TEXT
━━━━━━━━━━
In a recent thread, it was stated that while $7,000 is an outrageous price to pay for a dog, one could justify spending $2,500 (Especially on a direct Gotti son!). Here is my question,

Why shovel out $2,500 on a puppy, from any breeding/kennel/bloodline/etc? Why play Russian Roulette with your money, regardless of the integrity of the breeder involved? Anyone who has been involved with dogs for a good amount of time will tell you that puppies are a crapshoot, even with the "best" pedigrees. 

And, that brings me to yet another question. I'm just full of it today  

What is it about "direct Gotti sons" (And similar statements) that costs so damn much? Rarely do you see working and/or show titles on the sire & dam, and you hardly ever see any effort put into screening for possible health issues. Are you simply cashing out for a "big name" pedigree?

And no, this is not a "bash" on any paticular breeder/kennel/bloodline/etc. This is something I've noticed across the board, from sons of Juan Gotti to daughters of Machobuck.


----------



## buzhunter (Sep 3, 2007)

*A matter of priorites...*

Quality and integrity mean nothing to some people. Only the label. As if the "pit bull" label doesn't get them enough shock value they want to attach some hard-ass kennel name for the added effect. Disgusting if you ask me. Kids these days will spend a rediculous amount of money on a dog with a tough sounding name. Walking around with half-breed curs that they call "pit bulls". I just wish they would move on to the next "must have" status symbol and leave our breed alone. :stick:


----------



## ashbash91 (Aug 22, 2007)
━━━━━━━━━━
[Element location data]

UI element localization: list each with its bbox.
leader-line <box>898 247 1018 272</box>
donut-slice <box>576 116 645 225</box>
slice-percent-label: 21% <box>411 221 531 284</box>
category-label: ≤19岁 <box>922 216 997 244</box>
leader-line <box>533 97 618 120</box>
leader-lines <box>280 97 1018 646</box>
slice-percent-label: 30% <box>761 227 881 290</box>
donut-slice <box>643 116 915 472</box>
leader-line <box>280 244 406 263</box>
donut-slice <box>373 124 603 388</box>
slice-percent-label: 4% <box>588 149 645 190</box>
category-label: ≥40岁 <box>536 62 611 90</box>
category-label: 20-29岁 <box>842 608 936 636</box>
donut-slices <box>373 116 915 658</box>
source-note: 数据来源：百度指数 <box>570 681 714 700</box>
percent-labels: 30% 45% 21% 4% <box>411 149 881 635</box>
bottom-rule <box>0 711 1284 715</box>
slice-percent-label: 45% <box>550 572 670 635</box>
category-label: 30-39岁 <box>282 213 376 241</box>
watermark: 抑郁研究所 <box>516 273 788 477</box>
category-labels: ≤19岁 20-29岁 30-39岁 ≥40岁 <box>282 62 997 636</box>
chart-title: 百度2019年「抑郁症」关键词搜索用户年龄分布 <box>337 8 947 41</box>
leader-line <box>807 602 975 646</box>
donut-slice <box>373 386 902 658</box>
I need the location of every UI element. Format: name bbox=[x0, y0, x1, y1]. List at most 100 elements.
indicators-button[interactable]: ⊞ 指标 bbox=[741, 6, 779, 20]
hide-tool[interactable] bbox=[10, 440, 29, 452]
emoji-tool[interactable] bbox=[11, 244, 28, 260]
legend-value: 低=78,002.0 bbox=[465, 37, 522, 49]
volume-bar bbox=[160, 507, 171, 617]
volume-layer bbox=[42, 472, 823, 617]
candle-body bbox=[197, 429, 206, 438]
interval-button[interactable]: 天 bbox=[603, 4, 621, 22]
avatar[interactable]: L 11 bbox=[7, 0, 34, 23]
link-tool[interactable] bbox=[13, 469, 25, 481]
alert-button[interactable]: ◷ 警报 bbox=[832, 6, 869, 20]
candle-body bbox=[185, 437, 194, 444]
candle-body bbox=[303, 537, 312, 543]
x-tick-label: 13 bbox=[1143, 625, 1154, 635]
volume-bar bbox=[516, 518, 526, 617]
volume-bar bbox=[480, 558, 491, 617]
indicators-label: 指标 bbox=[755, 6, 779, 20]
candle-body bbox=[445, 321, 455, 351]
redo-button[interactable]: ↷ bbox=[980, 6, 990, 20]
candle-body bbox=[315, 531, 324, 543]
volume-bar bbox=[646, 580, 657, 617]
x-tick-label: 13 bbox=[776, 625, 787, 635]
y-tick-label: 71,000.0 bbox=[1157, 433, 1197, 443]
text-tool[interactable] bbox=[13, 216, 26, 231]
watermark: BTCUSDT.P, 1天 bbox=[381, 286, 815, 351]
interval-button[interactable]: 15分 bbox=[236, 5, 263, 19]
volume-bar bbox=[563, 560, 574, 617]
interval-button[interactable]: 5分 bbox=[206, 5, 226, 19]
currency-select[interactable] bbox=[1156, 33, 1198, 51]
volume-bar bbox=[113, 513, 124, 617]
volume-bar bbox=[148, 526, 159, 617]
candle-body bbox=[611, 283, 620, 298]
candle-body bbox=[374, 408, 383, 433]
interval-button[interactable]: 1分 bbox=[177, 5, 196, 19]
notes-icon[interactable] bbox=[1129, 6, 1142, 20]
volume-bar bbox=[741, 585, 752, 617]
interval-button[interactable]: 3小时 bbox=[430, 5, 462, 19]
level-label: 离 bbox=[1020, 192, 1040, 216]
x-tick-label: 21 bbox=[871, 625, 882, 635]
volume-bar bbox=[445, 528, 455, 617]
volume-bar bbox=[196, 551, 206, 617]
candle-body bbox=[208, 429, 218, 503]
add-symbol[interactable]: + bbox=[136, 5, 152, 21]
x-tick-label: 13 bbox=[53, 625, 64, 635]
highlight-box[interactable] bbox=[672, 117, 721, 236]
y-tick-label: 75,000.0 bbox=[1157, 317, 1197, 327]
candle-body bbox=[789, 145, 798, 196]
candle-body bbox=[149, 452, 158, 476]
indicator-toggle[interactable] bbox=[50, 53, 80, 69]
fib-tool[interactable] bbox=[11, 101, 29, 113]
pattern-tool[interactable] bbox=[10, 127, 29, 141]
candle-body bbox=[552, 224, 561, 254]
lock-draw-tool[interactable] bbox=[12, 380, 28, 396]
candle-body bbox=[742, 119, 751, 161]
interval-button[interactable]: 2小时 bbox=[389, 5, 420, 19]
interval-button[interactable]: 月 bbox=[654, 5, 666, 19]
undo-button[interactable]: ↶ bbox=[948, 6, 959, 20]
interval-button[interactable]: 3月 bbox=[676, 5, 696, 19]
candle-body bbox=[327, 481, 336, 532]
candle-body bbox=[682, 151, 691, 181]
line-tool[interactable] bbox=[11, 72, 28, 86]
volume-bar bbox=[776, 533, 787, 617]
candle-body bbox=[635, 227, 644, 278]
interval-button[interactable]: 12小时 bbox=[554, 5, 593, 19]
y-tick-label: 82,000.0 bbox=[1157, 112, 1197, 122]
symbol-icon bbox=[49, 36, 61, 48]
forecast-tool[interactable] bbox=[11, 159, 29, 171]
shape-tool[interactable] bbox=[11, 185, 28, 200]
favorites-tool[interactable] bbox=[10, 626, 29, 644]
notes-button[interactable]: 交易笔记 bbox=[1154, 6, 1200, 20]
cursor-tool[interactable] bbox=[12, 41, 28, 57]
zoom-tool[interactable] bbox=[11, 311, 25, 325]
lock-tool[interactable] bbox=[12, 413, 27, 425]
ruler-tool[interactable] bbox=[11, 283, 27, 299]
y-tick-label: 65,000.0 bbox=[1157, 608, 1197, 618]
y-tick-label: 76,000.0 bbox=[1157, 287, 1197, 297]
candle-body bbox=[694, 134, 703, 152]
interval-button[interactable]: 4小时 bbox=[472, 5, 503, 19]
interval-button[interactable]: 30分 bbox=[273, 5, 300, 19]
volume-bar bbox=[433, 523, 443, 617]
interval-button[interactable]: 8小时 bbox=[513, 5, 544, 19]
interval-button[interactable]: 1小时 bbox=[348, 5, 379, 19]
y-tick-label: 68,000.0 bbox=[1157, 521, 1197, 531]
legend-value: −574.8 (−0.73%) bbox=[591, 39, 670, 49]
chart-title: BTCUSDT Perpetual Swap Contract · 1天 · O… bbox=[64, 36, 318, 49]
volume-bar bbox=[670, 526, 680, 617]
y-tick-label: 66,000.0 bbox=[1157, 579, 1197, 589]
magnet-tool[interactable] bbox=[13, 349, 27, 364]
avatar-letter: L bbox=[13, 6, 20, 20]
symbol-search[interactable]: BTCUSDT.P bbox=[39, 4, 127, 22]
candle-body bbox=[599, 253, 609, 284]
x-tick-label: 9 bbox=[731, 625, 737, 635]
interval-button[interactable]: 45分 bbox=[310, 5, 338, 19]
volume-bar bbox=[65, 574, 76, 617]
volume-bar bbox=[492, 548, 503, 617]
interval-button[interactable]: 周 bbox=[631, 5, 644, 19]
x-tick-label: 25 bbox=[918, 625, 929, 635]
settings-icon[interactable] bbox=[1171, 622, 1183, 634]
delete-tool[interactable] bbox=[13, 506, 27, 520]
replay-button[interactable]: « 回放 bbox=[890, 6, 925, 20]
━━━━━━━━━━
SHORT TASK 1
According to the forum thread about puppy prices, what price for a dog was called outrageous in an earlier thread?
SHORT TASK 2
Translate this sentence from the forum thread about puppy prices into Spanish: "Quality and integrity mean nothing to some people."
SHORT TASK 3
Carry on the forum thread about puppy prices from its last line.

TASK ANSWER 1
$7,000

TASK ANSWER 2
La calidad y la integridad no significan nada para algunas personas.

TASK ANSWER 3
Shot it doesn't really matter what you pay on a dog.... My grandmother bought 2 yorkies for 2,500 each and she doesn't do anything w/ them! they are just pets!... if you are willing to pay the money then you will pay it! A lot of people spend that kind of money on Juan Gotti offsprings because that is their favorite dog! and some are in the game for the wrong reason and pay that much thinking a gotti son will make you a lot more then you paid for him....


----------



## smokey_joe (Oct 14, 2005)

Who knows. I can't see paying that much for anything other than a car, house, land, or education. 

It's kind of the same thing with purses. People are willing to pay well over a thousand for Coach or Prada just to throw a bunch of crap in it.

Some people are brand wh**es, whether it be clothes, purses, shoes, or dogs.


----------



## MY MIKADO (Apr 7, 2006)

I can imagin paying that kind of money for a dog when I know that there are thoundsands in pounds and that they are put to sleep as fast as the new ones come in. I guess whe you are rich values fly out the door. I don't know I have never had money to throw around I have never paid $2,500 for even a car.


----------



## Patch O' Pits (Aug 3, 2007)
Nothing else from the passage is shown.